┌──

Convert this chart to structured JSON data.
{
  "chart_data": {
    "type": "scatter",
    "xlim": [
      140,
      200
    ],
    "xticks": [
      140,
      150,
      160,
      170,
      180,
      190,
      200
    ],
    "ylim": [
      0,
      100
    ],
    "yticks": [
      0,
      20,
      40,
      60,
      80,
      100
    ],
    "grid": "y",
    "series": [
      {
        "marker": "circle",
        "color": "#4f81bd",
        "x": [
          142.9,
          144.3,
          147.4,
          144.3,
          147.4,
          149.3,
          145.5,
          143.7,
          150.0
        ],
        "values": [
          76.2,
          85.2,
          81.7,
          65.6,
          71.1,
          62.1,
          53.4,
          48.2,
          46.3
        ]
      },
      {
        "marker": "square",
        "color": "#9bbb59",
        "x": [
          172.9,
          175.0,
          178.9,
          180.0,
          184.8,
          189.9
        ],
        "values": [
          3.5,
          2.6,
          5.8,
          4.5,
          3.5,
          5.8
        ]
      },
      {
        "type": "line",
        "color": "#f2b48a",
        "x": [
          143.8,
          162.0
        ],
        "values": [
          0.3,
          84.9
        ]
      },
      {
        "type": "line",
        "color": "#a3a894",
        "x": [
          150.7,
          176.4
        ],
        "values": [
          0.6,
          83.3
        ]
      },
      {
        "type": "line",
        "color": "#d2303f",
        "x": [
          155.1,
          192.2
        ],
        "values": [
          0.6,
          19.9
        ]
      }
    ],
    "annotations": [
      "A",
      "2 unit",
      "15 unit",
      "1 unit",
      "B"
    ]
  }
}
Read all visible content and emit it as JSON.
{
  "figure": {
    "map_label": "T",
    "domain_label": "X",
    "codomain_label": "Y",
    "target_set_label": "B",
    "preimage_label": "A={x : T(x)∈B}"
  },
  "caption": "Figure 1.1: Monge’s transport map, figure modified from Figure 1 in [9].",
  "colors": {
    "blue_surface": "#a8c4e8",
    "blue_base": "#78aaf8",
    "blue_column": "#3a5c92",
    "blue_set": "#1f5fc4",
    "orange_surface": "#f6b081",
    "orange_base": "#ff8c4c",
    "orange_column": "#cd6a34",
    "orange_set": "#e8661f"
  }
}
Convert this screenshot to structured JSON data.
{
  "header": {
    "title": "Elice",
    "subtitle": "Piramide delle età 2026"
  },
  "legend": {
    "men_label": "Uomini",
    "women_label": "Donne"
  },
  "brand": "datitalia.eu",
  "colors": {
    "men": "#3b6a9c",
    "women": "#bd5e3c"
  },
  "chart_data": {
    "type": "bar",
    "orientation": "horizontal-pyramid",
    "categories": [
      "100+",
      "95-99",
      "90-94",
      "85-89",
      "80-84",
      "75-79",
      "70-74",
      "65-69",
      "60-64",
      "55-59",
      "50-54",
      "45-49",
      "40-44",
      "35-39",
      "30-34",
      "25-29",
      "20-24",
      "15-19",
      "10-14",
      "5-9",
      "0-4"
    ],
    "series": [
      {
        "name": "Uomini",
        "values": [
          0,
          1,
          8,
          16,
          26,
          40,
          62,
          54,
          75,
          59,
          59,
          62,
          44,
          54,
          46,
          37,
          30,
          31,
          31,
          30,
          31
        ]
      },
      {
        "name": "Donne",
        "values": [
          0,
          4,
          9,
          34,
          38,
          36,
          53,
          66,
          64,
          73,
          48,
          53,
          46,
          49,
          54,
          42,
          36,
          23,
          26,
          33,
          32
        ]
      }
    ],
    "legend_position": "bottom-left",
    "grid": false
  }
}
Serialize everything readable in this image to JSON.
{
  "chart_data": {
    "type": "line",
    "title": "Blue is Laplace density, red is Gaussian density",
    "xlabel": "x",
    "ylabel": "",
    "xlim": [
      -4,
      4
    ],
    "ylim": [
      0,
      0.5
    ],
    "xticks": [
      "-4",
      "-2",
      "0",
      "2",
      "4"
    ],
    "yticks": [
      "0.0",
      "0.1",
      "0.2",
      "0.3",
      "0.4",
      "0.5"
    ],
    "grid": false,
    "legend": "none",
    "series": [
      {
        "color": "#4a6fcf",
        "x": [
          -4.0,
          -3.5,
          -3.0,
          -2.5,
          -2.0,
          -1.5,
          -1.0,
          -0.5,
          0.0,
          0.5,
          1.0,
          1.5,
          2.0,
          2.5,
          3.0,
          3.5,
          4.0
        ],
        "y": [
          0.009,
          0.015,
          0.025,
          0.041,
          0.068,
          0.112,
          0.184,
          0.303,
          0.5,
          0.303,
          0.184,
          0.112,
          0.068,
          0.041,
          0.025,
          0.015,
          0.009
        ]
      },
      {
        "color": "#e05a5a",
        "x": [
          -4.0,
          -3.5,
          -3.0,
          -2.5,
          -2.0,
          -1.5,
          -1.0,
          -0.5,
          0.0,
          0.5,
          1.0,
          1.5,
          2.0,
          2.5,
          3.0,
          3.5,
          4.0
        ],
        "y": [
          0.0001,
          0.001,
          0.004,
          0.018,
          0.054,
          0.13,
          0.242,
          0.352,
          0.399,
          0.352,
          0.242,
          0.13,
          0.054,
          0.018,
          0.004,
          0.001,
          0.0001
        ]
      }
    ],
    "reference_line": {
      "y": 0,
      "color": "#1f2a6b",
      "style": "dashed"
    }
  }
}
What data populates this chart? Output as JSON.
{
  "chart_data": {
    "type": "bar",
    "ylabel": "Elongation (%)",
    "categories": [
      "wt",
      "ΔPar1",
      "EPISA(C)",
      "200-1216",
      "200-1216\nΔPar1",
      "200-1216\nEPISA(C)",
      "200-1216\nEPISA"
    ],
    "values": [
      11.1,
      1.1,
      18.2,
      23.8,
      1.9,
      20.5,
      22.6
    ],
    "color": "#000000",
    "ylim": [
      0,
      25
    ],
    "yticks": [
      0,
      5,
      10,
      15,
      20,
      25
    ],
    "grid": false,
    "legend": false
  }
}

└──

To do:
Retype all the records, matching them exactly.

Correct result:
Convert this chart to structured JSON data.
{
  "chart_data": {
    "type": "scatter",
    "xlim": [
      140,
      200
    ],
    "xticks": [
      140,
      150,
      160,
      170,
      180,
      190,
      200
    ],
    "ylim": [
      0,
      100
    ],
    "yticks": [
      0,
      20,
      40,
      60,
      80,
      100
    ],
    "grid": "y",
    "series": [
      {
        "marker": "circle",
        "color": "#4f81bd",
        "x": [
          142.9,
          144.3,
          147.4,
          144.3,
          147.4,
          149.3,
          145.5,
          143.7,
          150.0
        ],
        "values": [
          76.2,
          85.2,
          81.7,
          65.6,
          71.1,
          62.1,
          53.4,
          48.2,
          46.3
        ]
      },
      {
        "marker": "square",
        "color": "#9bbb59",
        "x": [
          172.9,
          175.0,
          178.9,
          180.0,
          184.8,
          189.9
        ],
        "values": [
          3.5,
          2.6,
          5.8,
          4.5,
          3.5,
          5.8
        ]
      },
      {
        "type": "line",
        "color": "#f2b48a",
        "x": [
          143.8,
          162.0
        ],
        "values": [
          0.3,
          84.9
        ]
      },
      {
        "type": "line",
        "color": "#a3a894",
        "x": [
          150.7,
          176.4
        ],
        "values": [
          0.6,
          83.3
        ]
      },
      {
        "type": "line",
        "color": "#d2303f",
        "x": [
          155.1,
          192.2
        ],
        "values": [
          0.6,
          19.9
        ]
      }
    ],
    "annotations": [
      "A",
      "2 unit",
      "15 unit",
      "1 unit",
      "B"
    ]
  }
}
Read all visible content and emit it as JSON.
{
  "figure": {
    "map_label": "T",
    "domain_label": "X",
    "codomain_label": "Y",
    "target_set_label": "B",
    "preimage_label": "A={x : T(x)∈B}"
  },
  "caption": "Figure 1.1: Monge’s transport map, figure modified from Figure 1 in [9].",
  "colors": {
    "blue_surface": "#a8c4e8",
    "blue_base": "#78aaf8",
    "blue_column": "#3a5c92",
    "blue_set": "#1f5fc4",
    "orange_surface": "#f6b081",
    "orange_base": "#ff8c4c",
    "orange_column": "#cd6a34",
    "orange_set": "#e8661f"
  }
}
Convert this screenshot to structured JSON data.
{
  "header": {
    "title": "Elice",
    "subtitle": "Piramide delle età 2026"
  },
  "legend": {
    "men_label": "Uomini",
    "women_label": "Donne"
  },
  "brand": "datitalia.eu",
  "colors": {
    "men": "#3b6a9c",
    "women": "#bd5e3c"
  },
  "chart_data": {
    "type": "bar",
    "orientation": "horizontal-pyramid",
    "categories": [
      "100+",
      "95-99",
      "90-94",
      "85-89",
      "80-84",
      "75-79",
      "70-74",
      "65-69",
      "60-64",
      "55-59",
      "50-54",
      "45-49",
      "40-44",
      "35-39",
      "30-34",
      "25-29",
      "20-24",
      "15-19",
      "10-14",
      "5-9",
      "0-4"
    ],
    "series": [
      {
        "name": "Uomini",
        "values": [
          0,
          1,
          8,
          16,
          26,
          40,
          62,
          54,
          75,
          59,
          59,
          62,
          44,
          54,
          46,
          37,
          30,
          31,
          31,
          30,
          31
        ]
      },
      {
        "name": "Donne",
        "values": [
          0,
          4,
          9,
          34,
          38,
          36,
          53,
          66,
          64,
          73,
          48,
          53,
          46,
          49,
          54,
          42,
          36,
          23,
          26,
          33,
          32
        ]
      }
    ],
    "legend_position": "bottom-left",
    "grid": false
  }
}
Serialize everything readable in this image to JSON.
{
  "chart_data": {
    "type": "line",
    "title": "Blue is Laplace density, red is Gaussian density",
    "xlabel": "x",
    "ylabel": "",
    "xlim": [
      -4,
      4
    ],
    "ylim": [
      0,
      0.5
    ],
    "xticks": [
      "-4",
      "-2",
      "0",
      "2",
      "4"
    ],
    "yticks": [
      "0.0",
      "0.1",
      "0.2",
      "0.3",
      "0.4",
      "0.5"
    ],
    "grid": false,
    "legend": "none",
    "series": [
      {
        "color": "#4a6fcf",
        "x": [
          -4.0,
          -3.5,
          -3.0,
          -2.5,
          -2.0,
          -1.5,
          -1.0,
          -0.5,
          0.0,
          0.5,
          1.0,
          1.5,
          2.0,
          2.5,
          3.0,
          3.5,
          4.0
        ],
        "y": [
          0.009,
          0.015,
          0.025,
          0.041,
          0.068,
          0.112,
          0.184,
          0.303,
          0.5,
          0.303,
          0.184,
          0.112,
          0.068,
          0.041,
          0.025,
          0.015,
          0.009
        ]
      },
      {
        "color": "#e05a5a",
        "x": [
          -4.0,
          -3.5,
          -3.0,
          -2.5,
          -2.0,
          -1.5,
          -1.0,
          -0.5,
          0.0,
          0.5,
          1.0,
          1.5,
          2.0,
          2.5,
          3.0,
          3.5,
          4.0
        ],
        "y": [
          0.0001,
          0.001,
          0.004,
          0.018,
          0.054,
          0.13,
          0.242,
          0.352,
          0.399,
          0.352,
          0.242,
          0.13,
          0.054,
          0.018,
          0.004,
          0.001,
          0.0001
        ]
      }
    ],
    "reference_line": {
      "y": 0,
      "color": "#1f2a6b",
      "style": "dashed"
    }
  }
}
What data populates this chart? Output as JSON.
{
  "chart_data": {
    "type": "bar",
    "ylabel": "Elongation (%)",
    "categories": [
      "wt",
      "ΔPar1",
      "EPISA(C)",
      "200-1216",
      "200-1216\nΔPar1",
      "200-1216\nEPISA(C)",
      "200-1216\nEPISA"
    ],
    "values": [
      11.1,
      1.1,
      18.2,
      23.8,
      1.9,
      20.5,
      22.6
    ],
    "color": "#000000",
    "ylim": [
      0,
      25
    ],
    "yticks": [
      0,
      5,
      10,
      15,
      20,
      25
    ],
    "grid": false,
    "legend": false
  }
}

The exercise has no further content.